• Written exercise
Please report every line from the material that contains the word "faaliyetler".

• Input
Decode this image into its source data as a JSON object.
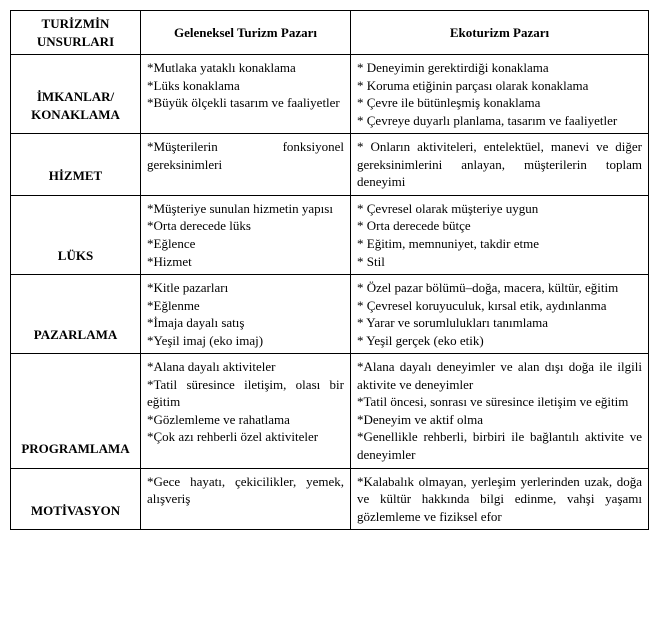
{
  "headers": {
    "col0": "TURİZMİN UNSURLARI",
    "col1": "Geleneksel Turizm Pazarı",
    "col2": "Ekoturizm Pazarı"
  },
  "rows": [
    {
      "label": "İMKANLAR/ KONAKLAMA",
      "trad": "*Mutlaka yataklı konaklama\n*Lüks konaklama\n*Büyük ölçekli tasarım ve faaliyetler",
      "eco": "* Deneyimin gerektirdiği konaklama\n* Koruma etiğinin parçası olarak konaklama\n* Çevre ile bütünleşmiş konaklama\n* Çevreye duyarlı planlama, tasarım ve faaliyetler"
    },
    {
      "label": "HİZMET",
      "trad": "*Müşterilerin fonksiyonel gereksinimleri",
      "eco": "* Onların aktiviteleri, entelektüel, manevi ve diğer gereksinimlerini anlayan, müşterilerin toplam deneyimi"
    },
    {
      "label": "LÜKS",
      "trad": "*Müşteriye sunulan hizmetin yapısı\n*Orta derecede lüks\n*Eğlence\n*Hizmet",
      "eco": "* Çevresel olarak müşteriye uygun\n* Orta derecede bütçe\n* Eğitim, memnuniyet, takdir etme\n* Stil"
    },
    {
      "label": "PAZARLAMA",
      "trad": "*Kitle pazarları\n*Eğlenme\n*İmaja dayalı satış\n*Yeşil imaj (eko imaj)",
      "eco": "* Özel pazar bölümü–doğa, macera, kültür, eğitim\n* Çevresel koruyuculuk, kırsal etik, aydınlanma\n* Yarar ve sorumlulukları tanımlama\n* Yeşil gerçek (eko etik)"
    },
    {
      "label": "PROGRAMLAMA",
      "trad": "*Alana dayalı aktiviteler\n*Tatil süresince iletişim, olası bir eğitim\n*Gözlemleme ve rahatlama\n*Çok azı rehberli özel aktiviteler",
      "eco": "*Alana dayalı deneyimler ve alan dışı doğa ile ilgili aktivite ve deneyimler\n*Tatil öncesi, sonrası ve süresince iletişim ve eğitim\n*Deneyim ve aktif olma\n*Genellikle rehberli, birbiri ile bağlantılı aktivite ve deneyimler"
    },
    {
      "label": "MOTİVASYON",
      "trad": "*Gece hayatı, çekicilikler, yemek, alışveriş",
      "eco": "*Kalabalık olmayan, yerleşim yerlerinden uzak, doğa ve kültür hakkında bilgi edinme, vahşi yaşamı gözlemleme ve fiziksel efor"
    }
  ]
}
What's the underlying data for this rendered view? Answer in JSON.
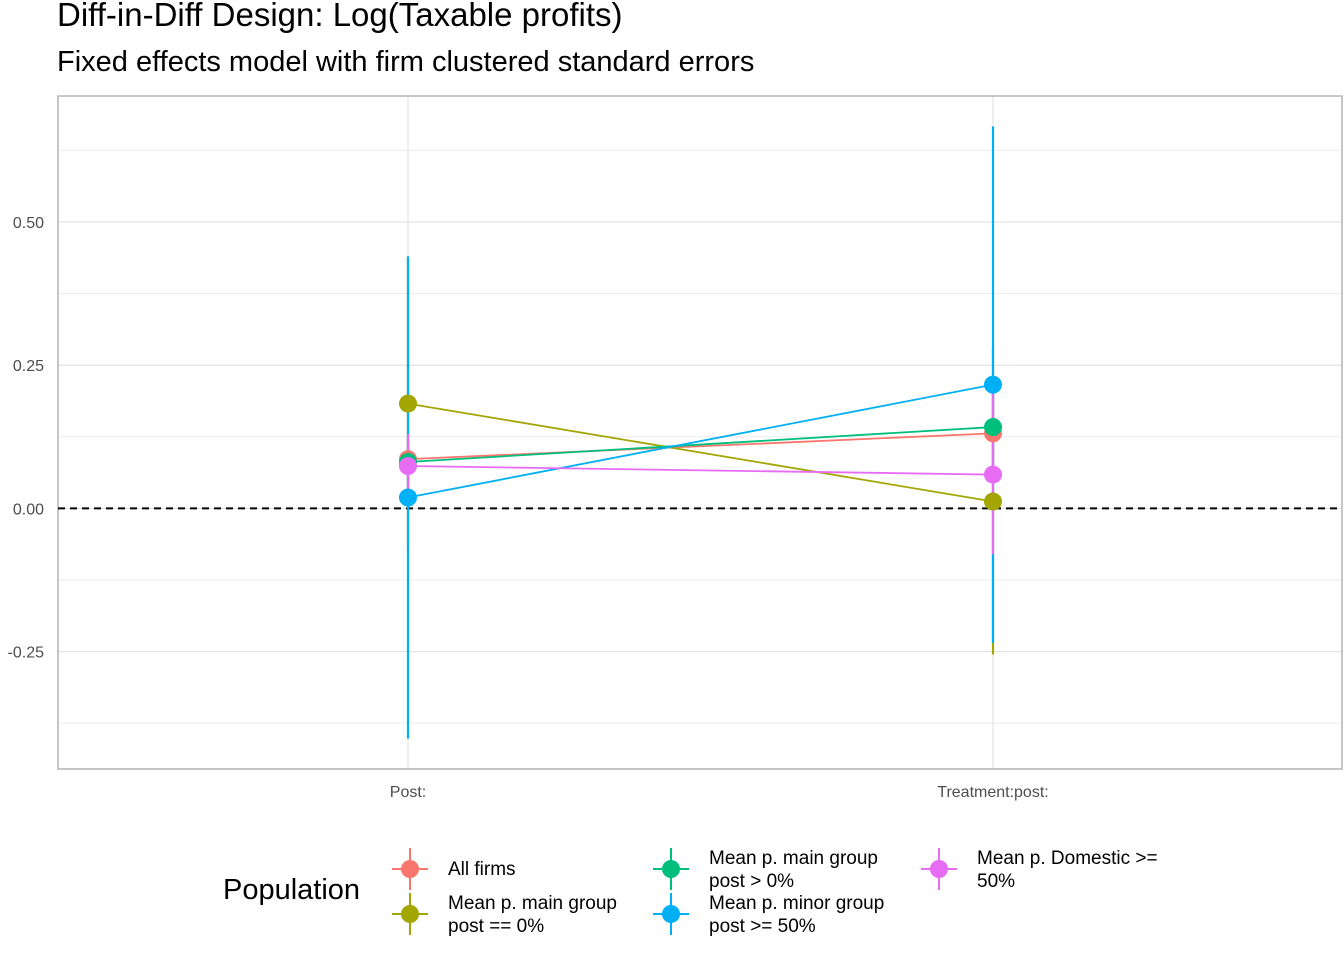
{
  "chart_data": {
    "type": "scatter",
    "title": "Diff-in-Diff Design: Log(Taxable profits)",
    "subtitle": "Fixed effects model with firm clustered standard errors",
    "categories": [
      "Post:",
      "Treatment:post:"
    ],
    "y_ticks": [
      "0.50",
      "0.25",
      "0.00",
      "-0.25"
    ],
    "y_tick_values": [
      0.5,
      0.25,
      0.0,
      -0.25
    ],
    "ylim": [
      -0.455,
      0.72
    ],
    "reference_line": 0.0,
    "grid": true,
    "legend_title": "Population",
    "legend_position": "bottom",
    "series": [
      {
        "name": "All firms",
        "color": "#F8766D",
        "values": [
          0.086,
          0.131
        ],
        "lower": [
          0.05,
          0.08
        ],
        "upper": [
          0.12,
          0.18
        ]
      },
      {
        "name": "Mean p. main group\npost == 0%",
        "color": "#A3A500",
        "values": [
          0.183,
          0.012
        ],
        "lower": [
          -0.07,
          -0.255
        ],
        "upper": [
          0.44,
          0.28
        ]
      },
      {
        "name": "Mean p. main group\npost > 0%",
        "color": "#00BF7D",
        "values": [
          0.081,
          0.142
        ],
        "lower": [
          0.03,
          0.07
        ],
        "upper": [
          0.13,
          0.21
        ]
      },
      {
        "name": "Mean p. minor group\npost >= 50%",
        "color": "#00B0F6",
        "values": [
          0.019,
          0.216
        ],
        "lower": [
          -0.402,
          -0.235
        ],
        "upper": [
          0.44,
          0.667
        ]
      },
      {
        "name": "Mean p. Domestic >=\n50%",
        "color": "#E76BF3",
        "values": [
          0.074,
          0.059
        ],
        "lower": [
          0.02,
          -0.08
        ],
        "upper": [
          0.13,
          0.2
        ]
      }
    ]
  }
}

• Answer to this exercise
      "trad": "*Mutlaka yataklı konaklama\n*Lüks konaklama\n*Büyük ölçekli tasarım ve faaliyetler",
      "eco": "* Deneyimin gerektirdiği konaklama\n* Koruma etiğinin parçası olarak konaklama\n* Çevre ile bütünleşmiş konaklama\n* Çevreye duyarlı planlama, tasarım ve faaliyetler"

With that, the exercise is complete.